Input ::
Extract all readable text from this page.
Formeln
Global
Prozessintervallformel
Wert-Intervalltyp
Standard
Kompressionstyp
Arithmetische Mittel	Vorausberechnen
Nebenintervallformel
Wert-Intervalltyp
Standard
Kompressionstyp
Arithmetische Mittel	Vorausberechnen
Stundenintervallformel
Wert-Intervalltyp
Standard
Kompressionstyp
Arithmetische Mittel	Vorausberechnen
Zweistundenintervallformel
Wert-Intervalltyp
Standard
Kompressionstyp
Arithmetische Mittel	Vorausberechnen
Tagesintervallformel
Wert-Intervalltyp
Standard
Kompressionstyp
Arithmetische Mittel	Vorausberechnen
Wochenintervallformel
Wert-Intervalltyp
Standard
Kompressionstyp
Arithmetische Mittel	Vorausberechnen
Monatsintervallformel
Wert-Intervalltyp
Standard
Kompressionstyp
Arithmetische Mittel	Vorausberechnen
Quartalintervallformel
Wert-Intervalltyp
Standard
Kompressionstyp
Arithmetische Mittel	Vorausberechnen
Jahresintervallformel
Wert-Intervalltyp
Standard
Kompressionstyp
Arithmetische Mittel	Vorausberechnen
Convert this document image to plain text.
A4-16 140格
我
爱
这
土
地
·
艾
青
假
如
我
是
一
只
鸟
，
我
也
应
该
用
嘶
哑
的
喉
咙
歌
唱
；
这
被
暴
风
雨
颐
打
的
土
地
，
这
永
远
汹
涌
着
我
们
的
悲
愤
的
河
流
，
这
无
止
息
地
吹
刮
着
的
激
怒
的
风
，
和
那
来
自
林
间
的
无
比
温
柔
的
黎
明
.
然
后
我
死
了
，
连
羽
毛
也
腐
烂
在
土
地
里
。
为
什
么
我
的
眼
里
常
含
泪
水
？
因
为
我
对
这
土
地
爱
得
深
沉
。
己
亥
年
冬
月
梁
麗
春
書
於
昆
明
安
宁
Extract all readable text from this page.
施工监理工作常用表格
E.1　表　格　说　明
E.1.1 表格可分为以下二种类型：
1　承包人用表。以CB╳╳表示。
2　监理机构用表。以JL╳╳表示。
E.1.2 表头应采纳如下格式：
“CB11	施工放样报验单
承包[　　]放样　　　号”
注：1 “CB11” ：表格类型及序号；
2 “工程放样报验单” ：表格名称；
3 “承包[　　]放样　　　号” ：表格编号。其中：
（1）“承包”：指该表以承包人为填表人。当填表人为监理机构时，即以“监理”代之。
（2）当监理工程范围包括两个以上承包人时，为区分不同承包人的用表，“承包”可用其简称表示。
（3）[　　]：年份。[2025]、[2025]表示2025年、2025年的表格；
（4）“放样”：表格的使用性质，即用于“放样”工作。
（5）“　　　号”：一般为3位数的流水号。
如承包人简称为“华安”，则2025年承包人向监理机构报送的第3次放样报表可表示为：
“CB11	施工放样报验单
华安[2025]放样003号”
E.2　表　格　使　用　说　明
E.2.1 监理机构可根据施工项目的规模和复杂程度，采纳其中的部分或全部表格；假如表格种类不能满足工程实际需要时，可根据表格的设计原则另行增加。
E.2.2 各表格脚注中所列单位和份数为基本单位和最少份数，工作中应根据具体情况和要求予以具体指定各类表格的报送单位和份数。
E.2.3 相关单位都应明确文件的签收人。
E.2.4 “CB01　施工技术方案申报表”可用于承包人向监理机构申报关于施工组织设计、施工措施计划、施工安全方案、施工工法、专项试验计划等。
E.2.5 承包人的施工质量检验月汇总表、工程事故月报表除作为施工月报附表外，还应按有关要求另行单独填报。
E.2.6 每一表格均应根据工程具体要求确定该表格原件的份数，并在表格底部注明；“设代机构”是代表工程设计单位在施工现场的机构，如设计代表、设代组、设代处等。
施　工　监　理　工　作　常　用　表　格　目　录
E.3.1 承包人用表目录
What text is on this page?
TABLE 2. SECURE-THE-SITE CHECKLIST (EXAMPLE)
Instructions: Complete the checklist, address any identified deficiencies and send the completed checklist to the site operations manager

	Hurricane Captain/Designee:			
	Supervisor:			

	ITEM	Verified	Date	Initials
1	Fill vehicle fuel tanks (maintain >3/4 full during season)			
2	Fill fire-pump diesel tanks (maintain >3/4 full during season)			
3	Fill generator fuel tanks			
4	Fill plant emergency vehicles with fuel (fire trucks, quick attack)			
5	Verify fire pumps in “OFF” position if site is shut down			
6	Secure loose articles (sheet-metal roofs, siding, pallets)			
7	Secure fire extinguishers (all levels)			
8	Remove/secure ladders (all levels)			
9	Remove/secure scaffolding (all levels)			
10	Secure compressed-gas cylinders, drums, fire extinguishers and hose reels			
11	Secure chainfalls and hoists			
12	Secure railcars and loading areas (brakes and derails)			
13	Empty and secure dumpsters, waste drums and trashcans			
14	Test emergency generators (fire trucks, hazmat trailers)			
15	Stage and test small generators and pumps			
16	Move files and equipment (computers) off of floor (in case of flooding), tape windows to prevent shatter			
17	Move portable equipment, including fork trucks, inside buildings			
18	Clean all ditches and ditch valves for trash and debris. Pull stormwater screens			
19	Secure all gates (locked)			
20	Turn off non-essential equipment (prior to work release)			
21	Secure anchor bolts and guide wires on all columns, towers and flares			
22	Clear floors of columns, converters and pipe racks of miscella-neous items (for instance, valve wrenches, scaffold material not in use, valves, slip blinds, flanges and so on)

Given request ::
Out of the material above, gather each line where "Remove" appears.

Solution to the problem ::
8	Remove/secure ladders (all levels)			
9	Remove/secure scaffolding (all levels)			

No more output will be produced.